◆ EXERCISE OBJECTIVE ◆
Copy out all the lines in the records that include the word "только".

◆ THE RECORDS ◆
================
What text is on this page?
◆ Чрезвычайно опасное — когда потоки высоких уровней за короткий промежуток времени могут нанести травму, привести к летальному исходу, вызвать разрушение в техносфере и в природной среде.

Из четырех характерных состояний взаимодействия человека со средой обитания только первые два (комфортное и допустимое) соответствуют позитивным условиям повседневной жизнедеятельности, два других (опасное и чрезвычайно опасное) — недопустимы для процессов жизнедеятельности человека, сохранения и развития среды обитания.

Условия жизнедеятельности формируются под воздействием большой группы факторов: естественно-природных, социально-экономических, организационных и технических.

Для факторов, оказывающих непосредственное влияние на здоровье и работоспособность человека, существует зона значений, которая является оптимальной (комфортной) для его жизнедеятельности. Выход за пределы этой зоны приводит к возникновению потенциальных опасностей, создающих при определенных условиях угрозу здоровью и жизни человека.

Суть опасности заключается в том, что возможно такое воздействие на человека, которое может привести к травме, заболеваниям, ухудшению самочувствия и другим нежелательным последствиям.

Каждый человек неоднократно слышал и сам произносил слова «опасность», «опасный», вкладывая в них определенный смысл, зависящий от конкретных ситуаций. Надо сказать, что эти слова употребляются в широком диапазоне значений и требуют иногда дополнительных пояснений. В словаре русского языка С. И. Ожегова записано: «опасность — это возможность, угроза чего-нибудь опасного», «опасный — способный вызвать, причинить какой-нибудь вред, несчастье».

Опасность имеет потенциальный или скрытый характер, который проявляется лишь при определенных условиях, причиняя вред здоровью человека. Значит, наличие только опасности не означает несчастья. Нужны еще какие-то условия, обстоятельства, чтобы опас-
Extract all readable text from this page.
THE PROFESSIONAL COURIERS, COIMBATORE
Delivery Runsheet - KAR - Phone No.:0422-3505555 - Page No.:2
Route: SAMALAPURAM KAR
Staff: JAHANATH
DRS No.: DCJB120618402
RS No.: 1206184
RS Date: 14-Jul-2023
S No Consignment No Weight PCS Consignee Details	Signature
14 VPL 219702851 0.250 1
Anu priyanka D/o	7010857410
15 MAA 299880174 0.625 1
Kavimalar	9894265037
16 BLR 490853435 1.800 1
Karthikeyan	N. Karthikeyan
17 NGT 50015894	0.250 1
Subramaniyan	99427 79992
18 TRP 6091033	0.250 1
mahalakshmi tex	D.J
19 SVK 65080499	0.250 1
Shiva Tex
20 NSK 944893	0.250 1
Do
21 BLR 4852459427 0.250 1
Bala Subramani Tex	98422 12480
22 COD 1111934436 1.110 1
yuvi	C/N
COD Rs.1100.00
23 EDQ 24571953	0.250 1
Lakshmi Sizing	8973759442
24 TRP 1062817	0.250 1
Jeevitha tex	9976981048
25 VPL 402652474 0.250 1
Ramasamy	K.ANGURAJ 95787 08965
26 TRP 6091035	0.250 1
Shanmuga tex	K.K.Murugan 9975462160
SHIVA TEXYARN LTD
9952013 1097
================
◆ THE ANSWER ◆
Из четырех характерных состояний взаимодействия человека со средой обитания только первые два (комфортное и допустимое) соответствуют позитивным условиям повседневной жизнедеятельности, два других (опасное и чрезвычайно опасное) — недопустимы для процессов жизнедеятельности человека, сохранения и развития среды обитания.
Опасность имеет потенциальный или скрытый характер, который проявляется лишь при определенных условиях, причиняя вред здоровью человека. Значит, наличие только опасности не означает несчастья. Нужны еще какие-то условия, обстоятельства, чтобы опас-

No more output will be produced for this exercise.